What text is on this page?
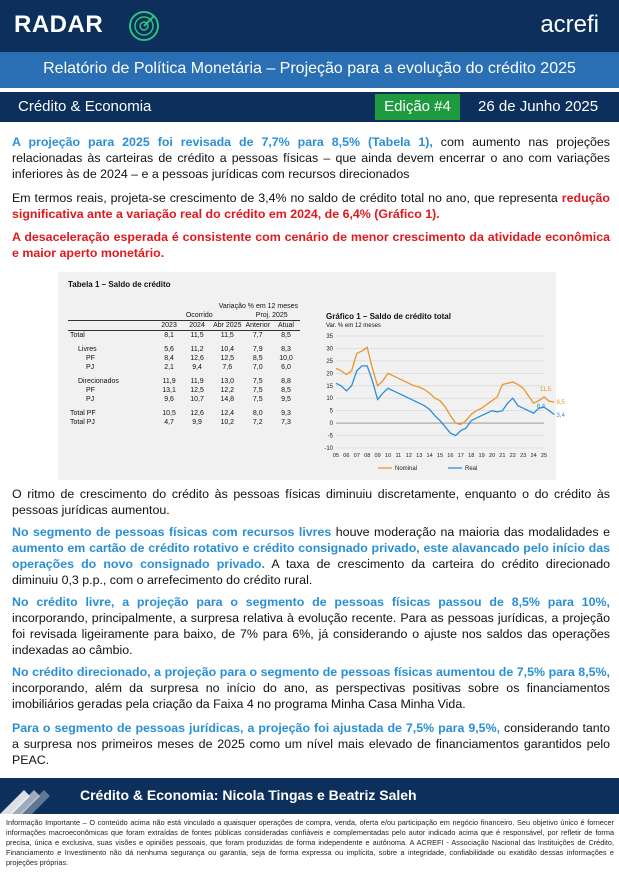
RADAR	acrefi
Relatório de Política Monetária – Projeção para a evolução do crédito 2025
Crédito & Economia	Edição #4	26 de Junho 2025
A projeção para 2025 foi revisada de 7,7% para 8,5% (Tabela 1), com aumento nas projeções relacionadas às carteiras de crédito a pessoas físicas – que ainda devem encerrar o ano com variações inferiores às de 2024 – e a pessoas jurídicas com recursos direcionados
Em termos reais, projeta-se crescimento de 3,4% no saldo de crédito total no ano, que representa redução significativa ante a variação real do crédito em 2024, de 6,4% (Gráfico 1).
A desaceleração esperada é consistente com cenário de menor crescimento da atividade econômica e maior aperto monetário.
Tabela 1 – Saldo de crédito
	Variação % em 12 meses				
	Ocorrido			Proj. 2025	
	2023	2024	Abr 2025	Anterior	Atual
Total	8,1	11,5	11,5	7,7	8,5

Livres	5,6	11,2	10,4	7,9	8,3
PF	8,4	12,6	12,5	8,5	10,0
PJ	2,1	9,4	7,6	7,0	6,0

Direcionados	11,9	11,9	13,0	7,5	8,8
PF	13,1	12,5	12,2	7,5	8,5
PJ	9,6	10,7	14,8	7,5	9,5

Total PF	10,5	12,6	12,4	8,0	9,3
Total PJ	4,7	9,9	10,2	7,2	7,3
Gráfico 1 – Saldo de crédito total
Var. % em 12 meses
-10
-5
0
5
10
15
20
25
30
35
05 06 07 08 09 10 11 12 13 14 15 16 17 18 19 20 21 22 23 24 25
11,5
8,5
6,4
3,4
Nominal	Real
O ritmo de crescimento do crédito às pessoas físicas diminuiu discretamente, enquanto o do crédito às pessoas jurídicas aumentou.
No segmento de pessoas físicas com recursos livres houve moderação na maioria das modalidades e aumento em cartão de crédito rotativo e crédito consignado privado, este alavancado pelo início das operações do novo consignado privado. A taxa de crescimento da carteira do crédito direcionado diminuiu 0,3 p.p., com o arrefecimento do crédito rural.
No crédito livre, a projeção para o segmento de pessoas físicas passou de 8,5% para 10%, incorporando, principalmente, a surpresa relativa à evolução recente. Para as pessoas jurídicas, a projeção foi revisada ligeiramente para baixo, de 7% para 6%, já considerando o ajuste nos saldos das operações indexadas ao câmbio.
No crédito direcionado, a projeção para o segmento de pessoas físicas aumentou de 7,5% para 8,5%, incorporando, além da surpresa no início do ano, as perspectivas positivas sobre os financiamentos imobiliários geradas pela criação da Faixa 4 no programa Minha Casa Minha Vida.
Para o segmento de pessoas jurídicas, a projeção foi ajustada de 7,5% para 9,5%, considerando tanto a surpresa nos primeiros meses de 2025 como um nível mais elevado de financiamentos garantidos pelo PEAC.
Crédito & Economia: Nicola Tingas e Beatriz Saleh
Informação Importante – O conteúdo acima não está vinculado a quaisquer operações de compra, venda, oferta e/ou participação em negócio financeiro. Seu objetivo único é fornecer informações macroeconômicas que foram extraídas de fontes públicas consideradas confiáveis e complementadas pelo autor indicado acima que é responsável, por refletir de forma precisa, única e exclusiva, suas visões e opiniões pessoais, que foram produzidas de forma independente e autônoma. A ACREFI - Associação Nacional das Instituições de Crédito, Financiamento e Investimento não dá nenhuma segurança ou garantia, seja de forma expressa ou implícita, sobre a integridade, confiabilidade ou exatidão dessas informações e projeções próprias.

### [Exercise brief]
Exclude all images and restate the records above word for word.

### [Solution for this problem]
What text is on this page?
RADAR	acrefi
Relatório de Política Monetária – Projeção para a evolução do crédito 2025
Crédito & Economia	Edição #4	26 de Junho 2025
A projeção para 2025 foi revisada de 7,7% para 8,5% (Tabela 1), com aumento nas projeções relacionadas às carteiras de crédito a pessoas físicas – que ainda devem encerrar o ano com variações inferiores às de 2024 – e a pessoas jurídicas com recursos direcionados
Em termos reais, projeta-se crescimento de 3,4% no saldo de crédito total no ano, que representa redução significativa ante a variação real do crédito em 2024, de 6,4% (Gráfico 1).
A desaceleração esperada é consistente com cenário de menor crescimento da atividade econômica e maior aperto monetário.
Tabela 1 – Saldo de crédito
	Variação % em 12 meses				
	Ocorrido			Proj. 2025	
	2023	2024	Abr 2025	Anterior	Atual
Total	8,1	11,5	11,5	7,7	8,5

Livres	5,6	11,2	10,4	7,9	8,3
PF	8,4	12,6	12,5	8,5	10,0
PJ	2,1	9,4	7,6	7,0	6,0

Direcionados	11,9	11,9	13,0	7,5	8,8
PF	13,1	12,5	12,2	7,5	8,5
PJ	9,6	10,7	14,8	7,5	9,5

Total PF	10,5	12,6	12,4	8,0	9,3
Total PJ	4,7	9,9	10,2	7,2	7,3
Gráfico 1 – Saldo de crédito total
Var. % em 12 meses
-10
-5
0
5
10
15
20
25
30
35
05 06 07 08 09 10 11 12 13 14 15 16 17 18 19 20 21 22 23 24 25
11,5
8,5
6,4
3,4
Nominal	Real
O ritmo de crescimento do crédito às pessoas físicas diminuiu discretamente, enquanto o do crédito às pessoas jurídicas aumentou.
No segmento de pessoas físicas com recursos livres houve moderação na maioria das modalidades e aumento em cartão de crédito rotativo e crédito consignado privado, este alavancado pelo início das operações do novo consignado privado. A taxa de crescimento da carteira do crédito direcionado diminuiu 0,3 p.p., com o arrefecimento do crédito rural.
No crédito livre, a projeção para o segmento de pessoas físicas passou de 8,5% para 10%, incorporando, principalmente, a surpresa relativa à evolução recente. Para as pessoas jurídicas, a projeção foi revisada ligeiramente para baixo, de 7% para 6%, já considerando o ajuste nos saldos das operações indexadas ao câmbio.
No crédito direcionado, a projeção para o segmento de pessoas físicas aumentou de 7,5% para 8,5%, incorporando, além da surpresa no início do ano, as perspectivas positivas sobre os financiamentos imobiliários geradas pela criação da Faixa 4 no programa Minha Casa Minha Vida.
Para o segmento de pessoas jurídicas, a projeção foi ajustada de 7,5% para 9,5%, considerando tanto a surpresa nos primeiros meses de 2025 como um nível mais elevado de financiamentos garantidos pelo PEAC.
Crédito & Economia: Nicola Tingas e Beatriz Saleh
Informação Importante – O conteúdo acima não está vinculado a quaisquer operações de compra, venda, oferta e/ou participação em negócio financeiro. Seu objetivo único é fornecer informações macroeconômicas que foram extraídas de fontes públicas consideradas confiáveis e complementadas pelo autor indicado acima que é responsável, por refletir de forma precisa, única e exclusiva, suas visões e opiniões pessoais, que foram produzidas de forma independente e autônoma. A ACREFI - Associação Nacional das Instituições de Crédito, Financiamento e Investimento não dá nenhuma segurança ou garantia, seja de forma expressa ou implícita, sobre a integridade, confiabilidade ou exatidão dessas informações e projeções próprias.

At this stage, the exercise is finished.